▶ Information provided
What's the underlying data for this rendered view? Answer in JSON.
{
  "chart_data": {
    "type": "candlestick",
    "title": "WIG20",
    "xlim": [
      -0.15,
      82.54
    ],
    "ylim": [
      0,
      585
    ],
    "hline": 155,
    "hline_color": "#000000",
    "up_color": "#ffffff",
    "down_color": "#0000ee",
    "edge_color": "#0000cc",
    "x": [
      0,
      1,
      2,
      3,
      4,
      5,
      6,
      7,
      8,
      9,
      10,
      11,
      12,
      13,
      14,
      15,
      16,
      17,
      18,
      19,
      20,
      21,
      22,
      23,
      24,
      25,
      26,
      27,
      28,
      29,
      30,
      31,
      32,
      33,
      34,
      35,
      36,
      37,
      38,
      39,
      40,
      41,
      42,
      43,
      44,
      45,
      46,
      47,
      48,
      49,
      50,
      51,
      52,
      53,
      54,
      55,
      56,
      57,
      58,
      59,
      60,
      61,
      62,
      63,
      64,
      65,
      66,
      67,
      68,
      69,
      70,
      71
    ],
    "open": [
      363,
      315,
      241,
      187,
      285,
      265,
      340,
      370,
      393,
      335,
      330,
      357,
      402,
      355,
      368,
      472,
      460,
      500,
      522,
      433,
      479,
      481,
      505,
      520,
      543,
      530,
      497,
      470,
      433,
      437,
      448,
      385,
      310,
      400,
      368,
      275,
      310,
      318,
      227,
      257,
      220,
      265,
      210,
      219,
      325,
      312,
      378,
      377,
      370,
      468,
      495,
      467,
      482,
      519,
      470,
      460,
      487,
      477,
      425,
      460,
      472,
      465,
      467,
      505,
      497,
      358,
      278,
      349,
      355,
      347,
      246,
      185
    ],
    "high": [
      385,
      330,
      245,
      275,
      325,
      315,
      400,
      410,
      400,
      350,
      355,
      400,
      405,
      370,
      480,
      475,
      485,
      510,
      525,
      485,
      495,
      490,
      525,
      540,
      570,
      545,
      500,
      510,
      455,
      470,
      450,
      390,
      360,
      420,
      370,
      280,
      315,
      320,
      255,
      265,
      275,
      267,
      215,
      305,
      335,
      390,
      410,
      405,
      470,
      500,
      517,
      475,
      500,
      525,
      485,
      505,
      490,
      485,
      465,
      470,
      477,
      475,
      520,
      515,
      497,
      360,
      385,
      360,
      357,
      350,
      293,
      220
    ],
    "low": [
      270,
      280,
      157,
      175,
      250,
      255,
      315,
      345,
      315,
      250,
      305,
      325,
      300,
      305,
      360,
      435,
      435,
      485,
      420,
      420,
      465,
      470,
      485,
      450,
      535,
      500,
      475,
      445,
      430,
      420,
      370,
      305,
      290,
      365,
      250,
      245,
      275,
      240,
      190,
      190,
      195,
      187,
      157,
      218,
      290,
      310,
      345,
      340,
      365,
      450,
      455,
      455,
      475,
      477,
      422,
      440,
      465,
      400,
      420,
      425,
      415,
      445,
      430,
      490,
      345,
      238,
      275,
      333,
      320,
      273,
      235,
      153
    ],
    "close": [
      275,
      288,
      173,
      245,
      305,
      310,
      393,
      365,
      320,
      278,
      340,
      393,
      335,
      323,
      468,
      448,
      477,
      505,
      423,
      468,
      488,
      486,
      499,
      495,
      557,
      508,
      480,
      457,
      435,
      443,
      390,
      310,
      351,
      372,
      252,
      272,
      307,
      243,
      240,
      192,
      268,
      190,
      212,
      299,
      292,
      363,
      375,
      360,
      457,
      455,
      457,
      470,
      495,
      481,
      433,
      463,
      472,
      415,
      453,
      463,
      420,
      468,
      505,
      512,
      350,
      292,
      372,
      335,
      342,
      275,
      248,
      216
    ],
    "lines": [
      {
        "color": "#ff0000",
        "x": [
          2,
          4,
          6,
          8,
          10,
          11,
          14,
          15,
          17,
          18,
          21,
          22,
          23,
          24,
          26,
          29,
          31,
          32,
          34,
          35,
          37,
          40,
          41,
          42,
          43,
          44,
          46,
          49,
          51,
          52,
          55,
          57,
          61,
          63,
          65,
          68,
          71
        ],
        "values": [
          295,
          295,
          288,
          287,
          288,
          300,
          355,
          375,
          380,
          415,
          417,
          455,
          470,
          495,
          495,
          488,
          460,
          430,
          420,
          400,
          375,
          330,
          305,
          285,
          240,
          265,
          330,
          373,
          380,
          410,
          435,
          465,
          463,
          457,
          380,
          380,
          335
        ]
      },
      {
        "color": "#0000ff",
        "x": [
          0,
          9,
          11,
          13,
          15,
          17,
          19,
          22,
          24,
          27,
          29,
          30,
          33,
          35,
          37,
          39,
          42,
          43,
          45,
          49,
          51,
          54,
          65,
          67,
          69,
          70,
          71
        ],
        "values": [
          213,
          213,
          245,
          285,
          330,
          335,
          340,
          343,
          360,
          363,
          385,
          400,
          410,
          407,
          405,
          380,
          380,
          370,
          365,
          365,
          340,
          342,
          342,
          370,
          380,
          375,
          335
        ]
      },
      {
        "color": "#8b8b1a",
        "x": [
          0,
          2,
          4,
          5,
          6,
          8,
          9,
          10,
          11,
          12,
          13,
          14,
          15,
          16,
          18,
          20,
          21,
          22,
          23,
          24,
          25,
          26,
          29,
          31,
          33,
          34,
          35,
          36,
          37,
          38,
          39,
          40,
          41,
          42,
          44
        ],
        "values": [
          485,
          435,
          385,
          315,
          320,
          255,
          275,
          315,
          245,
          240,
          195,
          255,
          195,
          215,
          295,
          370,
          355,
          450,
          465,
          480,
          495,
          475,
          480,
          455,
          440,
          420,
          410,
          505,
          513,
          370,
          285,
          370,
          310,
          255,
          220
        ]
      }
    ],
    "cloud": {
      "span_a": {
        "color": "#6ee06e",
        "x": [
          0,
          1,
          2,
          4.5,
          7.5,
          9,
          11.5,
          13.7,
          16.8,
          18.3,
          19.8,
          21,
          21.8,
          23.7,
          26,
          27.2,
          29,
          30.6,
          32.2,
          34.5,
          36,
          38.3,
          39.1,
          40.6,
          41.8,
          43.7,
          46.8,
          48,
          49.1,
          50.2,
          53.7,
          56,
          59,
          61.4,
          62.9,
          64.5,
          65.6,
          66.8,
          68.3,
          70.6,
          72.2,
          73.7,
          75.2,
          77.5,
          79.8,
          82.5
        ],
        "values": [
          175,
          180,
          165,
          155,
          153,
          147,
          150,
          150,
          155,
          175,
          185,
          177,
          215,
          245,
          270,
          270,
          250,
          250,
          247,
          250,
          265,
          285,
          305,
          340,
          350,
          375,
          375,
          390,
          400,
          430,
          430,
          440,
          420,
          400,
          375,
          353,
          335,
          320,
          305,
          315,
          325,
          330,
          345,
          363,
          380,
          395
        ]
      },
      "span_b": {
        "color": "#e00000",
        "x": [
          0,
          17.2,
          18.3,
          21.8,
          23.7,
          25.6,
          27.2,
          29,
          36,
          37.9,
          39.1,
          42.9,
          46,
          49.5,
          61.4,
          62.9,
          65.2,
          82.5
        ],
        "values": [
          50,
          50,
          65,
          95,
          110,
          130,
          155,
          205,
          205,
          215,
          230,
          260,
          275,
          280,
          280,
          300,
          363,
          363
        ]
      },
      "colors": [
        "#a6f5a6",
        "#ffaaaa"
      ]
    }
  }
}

▶ Short problem
Output the whole listing above again, word for word.

▶ Answer to the exercise
What's the underlying data for this rendered view? Answer in JSON.
{
  "chart_data": {
    "type": "candlestick",
    "title": "WIG20",
    "xlim": [
      -0.15,
      82.54
    ],
    "ylim": [
      0,
      585
    ],
    "hline": 155,
    "hline_color": "#000000",
    "up_color": "#ffffff",
    "down_color": "#0000ee",
    "edge_color": "#0000cc",
    "x": [
      0,
      1,
      2,
      3,
      4,
      5,
      6,
      7,
      8,
      9,
      10,
      11,
      12,
      13,
      14,
      15,
      16,
      17,
      18,
      19,
      20,
      21,
      22,
      23,
      24,
      25,
      26,
      27,
      28,
      29,
      30,
      31,
      32,
      33,
      34,
      35,
      36,
      37,
      38,
      39,
      40,
      41,
      42,
      43,
      44,
      45,
      46,
      47,
      48,
      49,
      50,
      51,
      52,
      53,
      54,
      55,
      56,
      57,
      58,
      59,
      60,
      61,
      62,
      63,
      64,
      65,
      66,
      67,
      68,
      69,
      70,
      71
    ],
    "open": [
      363,
      315,
      241,
      187,
      285,
      265,
      340,
      370,
      393,
      335,
      330,
      357,
      402,
      355,
      368,
      472,
      460,
      500,
      522,
      433,
      479,
      481,
      505,
      520,
      543,
      530,
      497,
      470,
      433,
      437,
      448,
      385,
      310,
      400,
      368,
      275,
      310,
      318,
      227,
      257,
      220,
      265,
      210,
      219,
      325,
      312,
      378,
      377,
      370,
      468,
      495,
      467,
      482,
      519,
      470,
      460,
      487,
      477,
      425,
      460,
      472,
      465,
      467,
      505,
      497,
      358,
      278,
      349,
      355,
      347,
      246,
      185
    ],
    "high": [
      385,
      330,
      245,
      275,
      325,
      315,
      400,
      410,
      400,
      350,
      355,
      400,
      405,
      370,
      480,
      475,
      485,
      510,
      525,
      485,
      495,
      490,
      525,
      540,
      570,
      545,
      500,
      510,
      455,
      470,
      450,
      390,
      360,
      420,
      370,
      280,
      315,
      320,
      255,
      265,
      275,
      267,
      215,
      305,
      335,
      390,
      410,
      405,
      470,
      500,
      517,
      475,
      500,
      525,
      485,
      505,
      490,
      485,
      465,
      470,
      477,
      475,
      520,
      515,
      497,
      360,
      385,
      360,
      357,
      350,
      293,
      220
    ],
    "low": [
      270,
      280,
      157,
      175,
      250,
      255,
      315,
      345,
      315,
      250,
      305,
      325,
      300,
      305,
      360,
      435,
      435,
      485,
      420,
      420,
      465,
      470,
      485,
      450,
      535,
      500,
      475,
      445,
      430,
      420,
      370,
      305,
      290,
      365,
      250,
      245,
      275,
      240,
      190,
      190,
      195,
      187,
      157,
      218,
      290,
      310,
      345,
      340,
      365,
      450,
      455,
      455,
      475,
      477,
      422,
      440,
      465,
      400,
      420,
      425,
      415,
      445,
      430,
      490,
      345,
      238,
      275,
      333,
      320,
      273,
      235,
      153
    ],
    "close": [
      275,
      288,
      173,
      245,
      305,
      310,
      393,
      365,
      320,
      278,
      340,
      393,
      335,
      323,
      468,
      448,
      477,
      505,
      423,
      468,
      488,
      486,
      499,
      495,
      557,
      508,
      480,
      457,
      435,
      443,
      390,
      310,
      351,
      372,
      252,
      272,
      307,
      243,
      240,
      192,
      268,
      190,
      212,
      299,
      292,
      363,
      375,
      360,
      457,
      455,
      457,
      470,
      495,
      481,
      433,
      463,
      472,
      415,
      453,
      463,
      420,
      468,
      505,
      512,
      350,
      292,
      372,
      335,
      342,
      275,
      248,
      216
    ],
    "lines": [
      {
        "color": "#ff0000",
        "x": [
          2,
          4,
          6,
          8,
          10,
          11,
          14,
          15,
          17,
          18,
          21,
          22,
          23,
          24,
          26,
          29,
          31,
          32,
          34,
          35,
          37,
          40,
          41,
          42,
          43,
          44,
          46,
          49,
          51,
          52,
          55,
          57,
          61,
          63,
          65,
          68,
          71
        ],
        "values": [
          295,
          295,
          288,
          287,
          288,
          300,
          355,
          375,
          380,
          415,
          417,
          455,
          470,
          495,
          495,
          488,
          460,
          430,
          420,
          400,
          375,
          330,
          305,
          285,
          240,
          265,
          330,
          373,
          380,
          410,
          435,
          465,
          463,
          457,
          380,
          380,
          335
        ]
      },
      {
        "color": "#0000ff",
        "x": [
          0,
          9,
          11,
          13,
          15,
          17,
          19,
          22,
          24,
          27,
          29,
          30,
          33,
          35,
          37,
          39,
          42,
          43,
          45,
          49,
          51,
          54,
          65,
          67,
          69,
          70,
          71
        ],
        "values": [
          213,
          213,
          245,
          285,
          330,
          335,
          340,
          343,
          360,
          363,
          385,
          400,
          410,
          407,
          405,
          380,
          380,
          370,
          365,
          365,
          340,
          342,
          342,
          370,
          380,
          375,
          335
        ]
      },
      {
        "color": "#8b8b1a",
        "x": [
          0,
          2,
          4,
          5,
          6,
          8,
          9,
          10,
          11,
          12,
          13,
          14,
          15,
          16,
          18,
          20,
          21,
          22,
          23,
          24,
          25,
          26,
          29,
          31,
          33,
          34,
          35,
          36,
          37,
          38,
          39,
          40,
          41,
          42,
          44
        ],
        "values": [
          485,
          435,
          385,
          315,
          320,
          255,
          275,
          315,
          245,
          240,
          195,
          255,
          195,
          215,
          295,
          370,
          355,
          450,
          465,
          480,
          495,
          475,
          480,
          455,
          440,
          420,
          410,
          505,
          513,
          370,
          285,
          370,
          310,
          255,
          220
        ]
      }
    ],
    "cloud": {
      "span_a": {
        "color": "#6ee06e",
        "x": [
          0,
          1,
          2,
          4.5,
          7.5,
          9,
          11.5,
          13.7,
          16.8,
          18.3,
          19.8,
          21,
          21.8,
          23.7,
          26,
          27.2,
          29,
          30.6,
          32.2,
          34.5,
          36,
          38.3,
          39.1,
          40.6,
          41.8,
          43.7,
          46.8,
          48,
          49.1,
          50.2,
          53.7,
          56,
          59,
          61.4,
          62.9,
          64.5,
          65.6,
          66.8,
          68.3,
          70.6,
          72.2,
          73.7,
          75.2,
          77.5,
          79.8,
          82.5
        ],
        "values": [
          175,
          180,
          165,
          155,
          153,
          147,
          150,
          150,
          155,
          175,
          185,
          177,
          215,
          245,
          270,
          270,
          250,
          250,
          247,
          250,
          265,
          285,
          305,
          340,
          350,
          375,
          375,
          390,
          400,
          430,
          430,
          440,
          420,
          400,
          375,
          353,
          335,
          320,
          305,
          315,
          325,
          330,
          345,
          363,
          380,
          395
        ]
      },
      "span_b": {
        "color": "#e00000",
        "x": [
          0,
          17.2,
          18.3,
          21.8,
          23.7,
          25.6,
          27.2,
          29,
          36,
          37.9,
          39.1,
          42.9,
          46,
          49.5,
          61.4,
          62.9,
          65.2,
          82.5
        ],
        "values": [
          50,
          50,
          65,
          95,
          110,
          130,
          155,
          205,
          205,
          215,
          230,
          260,
          275,
          280,
          280,
          300,
          363,
          363
        ]
      },
      "colors": [
        "#a6f5a6",
        "#ffaaaa"
      ]
    }
  }
}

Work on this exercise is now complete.